**TASK**. Set down the full listing exactly, character for character.

[Saved entries]

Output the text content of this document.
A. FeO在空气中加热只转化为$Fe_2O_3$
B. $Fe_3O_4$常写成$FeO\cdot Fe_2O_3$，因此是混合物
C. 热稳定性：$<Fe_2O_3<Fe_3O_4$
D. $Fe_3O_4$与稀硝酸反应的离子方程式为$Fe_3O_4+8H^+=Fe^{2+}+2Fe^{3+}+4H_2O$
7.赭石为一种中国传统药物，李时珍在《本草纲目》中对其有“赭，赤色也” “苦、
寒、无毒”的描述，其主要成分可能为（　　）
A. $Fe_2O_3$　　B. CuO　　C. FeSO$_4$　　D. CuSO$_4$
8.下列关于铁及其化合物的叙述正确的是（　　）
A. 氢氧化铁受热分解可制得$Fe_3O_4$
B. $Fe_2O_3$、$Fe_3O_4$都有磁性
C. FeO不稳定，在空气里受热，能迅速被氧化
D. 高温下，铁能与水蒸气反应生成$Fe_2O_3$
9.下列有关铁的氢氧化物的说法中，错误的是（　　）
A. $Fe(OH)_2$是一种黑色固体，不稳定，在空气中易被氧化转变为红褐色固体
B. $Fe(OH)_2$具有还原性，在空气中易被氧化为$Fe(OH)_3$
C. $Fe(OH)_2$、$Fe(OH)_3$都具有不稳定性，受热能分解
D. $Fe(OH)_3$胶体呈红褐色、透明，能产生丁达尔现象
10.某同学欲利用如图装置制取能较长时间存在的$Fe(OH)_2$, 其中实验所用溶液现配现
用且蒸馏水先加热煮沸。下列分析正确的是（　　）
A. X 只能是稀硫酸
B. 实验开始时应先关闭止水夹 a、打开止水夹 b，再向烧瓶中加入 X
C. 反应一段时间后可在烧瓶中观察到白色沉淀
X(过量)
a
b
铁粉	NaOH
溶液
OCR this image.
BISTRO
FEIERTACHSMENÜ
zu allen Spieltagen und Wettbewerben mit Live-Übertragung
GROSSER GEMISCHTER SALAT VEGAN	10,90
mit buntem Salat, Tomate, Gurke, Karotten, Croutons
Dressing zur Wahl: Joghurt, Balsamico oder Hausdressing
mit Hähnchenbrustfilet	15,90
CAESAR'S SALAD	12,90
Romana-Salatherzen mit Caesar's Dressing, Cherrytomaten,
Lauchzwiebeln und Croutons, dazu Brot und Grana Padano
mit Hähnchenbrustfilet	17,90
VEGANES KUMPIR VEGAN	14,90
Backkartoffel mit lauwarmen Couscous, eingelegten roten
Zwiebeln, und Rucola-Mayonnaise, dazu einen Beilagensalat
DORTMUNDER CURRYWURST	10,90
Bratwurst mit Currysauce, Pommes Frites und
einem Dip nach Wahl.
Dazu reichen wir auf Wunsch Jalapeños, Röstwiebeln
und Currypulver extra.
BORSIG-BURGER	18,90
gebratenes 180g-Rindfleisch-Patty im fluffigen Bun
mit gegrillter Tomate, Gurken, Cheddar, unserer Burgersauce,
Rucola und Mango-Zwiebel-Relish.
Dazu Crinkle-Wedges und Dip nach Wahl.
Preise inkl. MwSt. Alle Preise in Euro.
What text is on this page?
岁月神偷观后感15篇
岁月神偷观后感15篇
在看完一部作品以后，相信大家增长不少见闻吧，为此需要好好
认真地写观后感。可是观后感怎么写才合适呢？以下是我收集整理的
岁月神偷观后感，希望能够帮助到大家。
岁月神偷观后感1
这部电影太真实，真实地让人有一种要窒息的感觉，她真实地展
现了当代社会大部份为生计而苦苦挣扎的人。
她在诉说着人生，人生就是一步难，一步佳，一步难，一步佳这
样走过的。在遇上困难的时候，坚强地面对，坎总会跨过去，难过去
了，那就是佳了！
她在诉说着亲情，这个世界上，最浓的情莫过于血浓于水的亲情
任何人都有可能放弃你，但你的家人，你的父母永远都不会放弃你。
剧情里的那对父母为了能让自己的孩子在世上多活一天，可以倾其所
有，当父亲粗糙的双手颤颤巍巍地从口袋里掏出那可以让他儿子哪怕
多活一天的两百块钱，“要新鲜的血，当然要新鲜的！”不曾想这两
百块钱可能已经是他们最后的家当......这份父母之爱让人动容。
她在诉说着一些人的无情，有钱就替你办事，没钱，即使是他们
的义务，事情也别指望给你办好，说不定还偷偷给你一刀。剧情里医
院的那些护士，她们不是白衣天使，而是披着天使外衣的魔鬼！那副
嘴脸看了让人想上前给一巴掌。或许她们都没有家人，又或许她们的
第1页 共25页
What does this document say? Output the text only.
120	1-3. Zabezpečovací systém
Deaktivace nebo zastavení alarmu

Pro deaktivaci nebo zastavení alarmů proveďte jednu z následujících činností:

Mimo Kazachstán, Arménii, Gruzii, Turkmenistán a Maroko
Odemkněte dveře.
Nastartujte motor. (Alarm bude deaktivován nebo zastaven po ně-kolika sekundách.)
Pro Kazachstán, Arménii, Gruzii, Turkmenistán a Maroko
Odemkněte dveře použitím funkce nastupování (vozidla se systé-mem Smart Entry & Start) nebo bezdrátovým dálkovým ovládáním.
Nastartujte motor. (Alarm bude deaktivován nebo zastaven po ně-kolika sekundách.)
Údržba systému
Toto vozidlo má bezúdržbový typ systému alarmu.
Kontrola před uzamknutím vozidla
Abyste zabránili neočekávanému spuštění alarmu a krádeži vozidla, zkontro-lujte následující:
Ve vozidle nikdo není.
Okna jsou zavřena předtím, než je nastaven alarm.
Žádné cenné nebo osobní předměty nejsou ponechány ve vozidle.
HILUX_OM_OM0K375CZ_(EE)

**WORKED SOLUTION**.
Output the text content of this document.
A. FeO在空气中加热只转化为$Fe_2O_3$
B. $Fe_3O_4$常写成$FeO\cdot Fe_2O_3$，因此是混合物
C. 热稳定性：$<Fe_2O_3<Fe_3O_4$
D. $Fe_3O_4$与稀硝酸反应的离子方程式为$Fe_3O_4+8H^+=Fe^{2+}+2Fe^{3+}+4H_2O$
7.赭石为一种中国传统药物，李时珍在《本草纲目》中对其有“赭，赤色也” “苦、
寒、无毒”的描述，其主要成分可能为（　　）
A. $Fe_2O_3$　　B. CuO　　C. FeSO$_4$　　D. CuSO$_4$
8.下列关于铁及其化合物的叙述正确的是（　　）
A. 氢氧化铁受热分解可制得$Fe_3O_4$
B. $Fe_2O_3$、$Fe_3O_4$都有磁性
C. FeO不稳定，在空气里受热，能迅速被氧化
D. 高温下，铁能与水蒸气反应生成$Fe_2O_3$
9.下列有关铁的氢氧化物的说法中，错误的是（　　）
A. $Fe(OH)_2$是一种黑色固体，不稳定，在空气中易被氧化转变为红褐色固体
B. $Fe(OH)_2$具有还原性，在空气中易被氧化为$Fe(OH)_3$
C. $Fe(OH)_2$、$Fe(OH)_3$都具有不稳定性，受热能分解
D. $Fe(OH)_3$胶体呈红褐色、透明，能产生丁达尔现象
10.某同学欲利用如图装置制取能较长时间存在的$Fe(OH)_2$, 其中实验所用溶液现配现
用且蒸馏水先加热煮沸。下列分析正确的是（　　）
A. X 只能是稀硫酸
B. 实验开始时应先关闭止水夹 a、打开止水夹 b，再向烧瓶中加入 X
C. 反应一段时间后可在烧瓶中观察到白色沉淀
X(过量)
a
b
铁粉	NaOH
溶液
OCR this image.
BISTRO
FEIERTACHSMENÜ
zu allen Spieltagen und Wettbewerben mit Live-Übertragung
GROSSER GEMISCHTER SALAT VEGAN	10,90
mit buntem Salat, Tomate, Gurke, Karotten, Croutons
Dressing zur Wahl: Joghurt, Balsamico oder Hausdressing
mit Hähnchenbrustfilet	15,90
CAESAR'S SALAD	12,90
Romana-Salatherzen mit Caesar's Dressing, Cherrytomaten,
Lauchzwiebeln und Croutons, dazu Brot und Grana Padano
mit Hähnchenbrustfilet	17,90
VEGANES KUMPIR VEGAN	14,90
Backkartoffel mit lauwarmen Couscous, eingelegten roten
Zwiebeln, und Rucola-Mayonnaise, dazu einen Beilagensalat
DORTMUNDER CURRYWURST	10,90
Bratwurst mit Currysauce, Pommes Frites und
einem Dip nach Wahl.
Dazu reichen wir auf Wunsch Jalapeños, Röstwiebeln
und Currypulver extra.
BORSIG-BURGER	18,90
gebratenes 180g-Rindfleisch-Patty im fluffigen Bun
mit gegrillter Tomate, Gurken, Cheddar, unserer Burgersauce,
Rucola und Mango-Zwiebel-Relish.
Dazu Crinkle-Wedges und Dip nach Wahl.
Preise inkl. MwSt. Alle Preise in Euro.
What text is on this page?
岁月神偷观后感15篇
岁月神偷观后感15篇
在看完一部作品以后，相信大家增长不少见闻吧，为此需要好好
认真地写观后感。可是观后感怎么写才合适呢？以下是我收集整理的
岁月神偷观后感，希望能够帮助到大家。
岁月神偷观后感1
这部电影太真实，真实地让人有一种要窒息的感觉，她真实地展
现了当代社会大部份为生计而苦苦挣扎的人。
她在诉说着人生，人生就是一步难，一步佳，一步难，一步佳这
样走过的。在遇上困难的时候，坚强地面对，坎总会跨过去，难过去
了，那就是佳了！
她在诉说着亲情，这个世界上，最浓的情莫过于血浓于水的亲情
任何人都有可能放弃你，但你的家人，你的父母永远都不会放弃你。
剧情里的那对父母为了能让自己的孩子在世上多活一天，可以倾其所
有，当父亲粗糙的双手颤颤巍巍地从口袋里掏出那可以让他儿子哪怕
多活一天的两百块钱，“要新鲜的血，当然要新鲜的！”不曾想这两
百块钱可能已经是他们最后的家当......这份父母之爱让人动容。
她在诉说着一些人的无情，有钱就替你办事，没钱，即使是他们
的义务，事情也别指望给你办好，说不定还偷偷给你一刀。剧情里医
院的那些护士，她们不是白衣天使，而是披着天使外衣的魔鬼！那副
嘴脸看了让人想上前给一巴掌。或许她们都没有家人，又或许她们的
第1页 共25页
What does this document say? Output the text only.
120	1-3. Zabezpečovací systém
Deaktivace nebo zastavení alarmu

Pro deaktivaci nebo zastavení alarmů proveďte jednu z následujících činností:

Mimo Kazachstán, Arménii, Gruzii, Turkmenistán a Maroko
Odemkněte dveře.
Nastartujte motor. (Alarm bude deaktivován nebo zastaven po ně-kolika sekundách.)
Pro Kazachstán, Arménii, Gruzii, Turkmenistán a Maroko
Odemkněte dveře použitím funkce nastupování (vozidla se systé-mem Smart Entry & Start) nebo bezdrátovým dálkovým ovládáním.
Nastartujte motor. (Alarm bude deaktivován nebo zastaven po ně-kolika sekundách.)
Údržba systému
Toto vozidlo má bezúdržbový typ systému alarmu.
Kontrola před uzamknutím vozidla
Abyste zabránili neočekávanému spuštění alarmu a krádeži vozidla, zkontro-lujte následující:
Ve vozidle nikdo není.
Okna jsou zavřena předtím, než je nastaven alarm.
Žádné cenné nebo osobní předměty nejsou ponechány ve vozidle.
HILUX_OM_OM0K375CZ_(EE)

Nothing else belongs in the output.